Instructions for the task: Every entry must be copied word for word.

Information provided:
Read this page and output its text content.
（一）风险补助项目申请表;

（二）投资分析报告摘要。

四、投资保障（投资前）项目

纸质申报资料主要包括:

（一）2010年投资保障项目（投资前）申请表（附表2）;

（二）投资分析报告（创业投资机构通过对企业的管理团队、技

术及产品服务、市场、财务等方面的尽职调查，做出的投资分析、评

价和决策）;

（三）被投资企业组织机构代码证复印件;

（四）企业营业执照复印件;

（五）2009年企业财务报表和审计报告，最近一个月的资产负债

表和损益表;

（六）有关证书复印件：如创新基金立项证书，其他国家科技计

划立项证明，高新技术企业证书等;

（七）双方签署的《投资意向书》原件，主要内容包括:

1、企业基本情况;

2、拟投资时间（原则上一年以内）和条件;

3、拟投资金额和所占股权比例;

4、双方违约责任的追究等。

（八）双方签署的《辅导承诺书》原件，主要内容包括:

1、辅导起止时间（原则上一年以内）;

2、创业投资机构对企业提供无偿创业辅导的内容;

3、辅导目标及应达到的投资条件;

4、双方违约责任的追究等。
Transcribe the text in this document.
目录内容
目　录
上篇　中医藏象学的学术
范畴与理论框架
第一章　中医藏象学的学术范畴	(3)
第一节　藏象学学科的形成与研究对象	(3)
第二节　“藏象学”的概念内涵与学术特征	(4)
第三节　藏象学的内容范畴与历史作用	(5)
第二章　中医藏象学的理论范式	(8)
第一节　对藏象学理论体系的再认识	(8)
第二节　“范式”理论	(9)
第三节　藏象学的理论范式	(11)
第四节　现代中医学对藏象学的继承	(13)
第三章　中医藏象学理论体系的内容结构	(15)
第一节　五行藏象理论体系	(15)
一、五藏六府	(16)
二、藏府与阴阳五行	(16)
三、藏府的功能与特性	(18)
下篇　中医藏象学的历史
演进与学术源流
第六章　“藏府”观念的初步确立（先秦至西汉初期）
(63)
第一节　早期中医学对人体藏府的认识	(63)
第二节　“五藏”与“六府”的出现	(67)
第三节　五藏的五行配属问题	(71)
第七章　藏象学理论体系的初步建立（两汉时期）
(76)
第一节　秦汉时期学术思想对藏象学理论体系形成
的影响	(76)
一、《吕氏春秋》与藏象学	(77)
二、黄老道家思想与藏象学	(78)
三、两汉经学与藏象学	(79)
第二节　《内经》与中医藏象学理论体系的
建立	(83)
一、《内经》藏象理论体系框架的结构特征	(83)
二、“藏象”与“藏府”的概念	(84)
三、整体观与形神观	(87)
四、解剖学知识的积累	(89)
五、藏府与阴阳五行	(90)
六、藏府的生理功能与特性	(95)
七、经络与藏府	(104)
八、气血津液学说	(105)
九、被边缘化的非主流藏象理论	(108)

Result of this task:
Read this page and output its text content.
（一）风险补助项目申请表;

（二）投资分析报告摘要。

四、投资保障（投资前）项目

纸质申报资料主要包括:

（一）2010年投资保障项目（投资前）申请表（附表2）;

（二）投资分析报告（创业投资机构通过对企业的管理团队、技

术及产品服务、市场、财务等方面的尽职调查，做出的投资分析、评

价和决策）;

（三）被投资企业组织机构代码证复印件;

（四）企业营业执照复印件;

（五）2009年企业财务报表和审计报告，最近一个月的资产负债

表和损益表;

（六）有关证书复印件：如创新基金立项证书，其他国家科技计

划立项证明，高新技术企业证书等;

（七）双方签署的《投资意向书》原件，主要内容包括:

1、企业基本情况;

2、拟投资时间（原则上一年以内）和条件;

3、拟投资金额和所占股权比例;

4、双方违约责任的追究等。

（八）双方签署的《辅导承诺书》原件，主要内容包括:

1、辅导起止时间（原则上一年以内）;

2、创业投资机构对企业提供无偿创业辅导的内容;

3、辅导目标及应达到的投资条件;

4、双方违约责任的追究等。
Transcribe the text in this document.
目录内容
目　录
上篇　中医藏象学的学术
范畴与理论框架
第一章　中医藏象学的学术范畴	(3)
第一节　藏象学学科的形成与研究对象	(3)
第二节　“藏象学”的概念内涵与学术特征	(4)
第三节　藏象学的内容范畴与历史作用	(5)
第二章　中医藏象学的理论范式	(8)
第一节　对藏象学理论体系的再认识	(8)
第二节　“范式”理论	(9)
第三节　藏象学的理论范式	(11)
第四节　现代中医学对藏象学的继承	(13)
第三章　中医藏象学理论体系的内容结构	(15)
第一节　五行藏象理论体系	(15)
一、五藏六府	(16)
二、藏府与阴阳五行	(16)
三、藏府的功能与特性	(18)
下篇　中医藏象学的历史
演进与学术源流
第六章　“藏府”观念的初步确立（先秦至西汉初期）
(63)
第一节　早期中医学对人体藏府的认识	(63)
第二节　“五藏”与“六府”的出现	(67)
第三节　五藏的五行配属问题	(71)
第七章　藏象学理论体系的初步建立（两汉时期）
(76)
第一节　秦汉时期学术思想对藏象学理论体系形成
的影响	(76)
一、《吕氏春秋》与藏象学	(77)
二、黄老道家思想与藏象学	(78)
三、两汉经学与藏象学	(79)
第二节　《内经》与中医藏象学理论体系的
建立	(83)
一、《内经》藏象理论体系框架的结构特征	(83)
二、“藏象”与“藏府”的概念	(84)
三、整体观与形神观	(87)
四、解剖学知识的积累	(89)
五、藏府与阴阳五行	(90)
六、藏府的生理功能与特性	(95)
七、经络与藏府	(104)
八、气血津液学说	(105)
九、被边缘化的非主流藏象理论	(108)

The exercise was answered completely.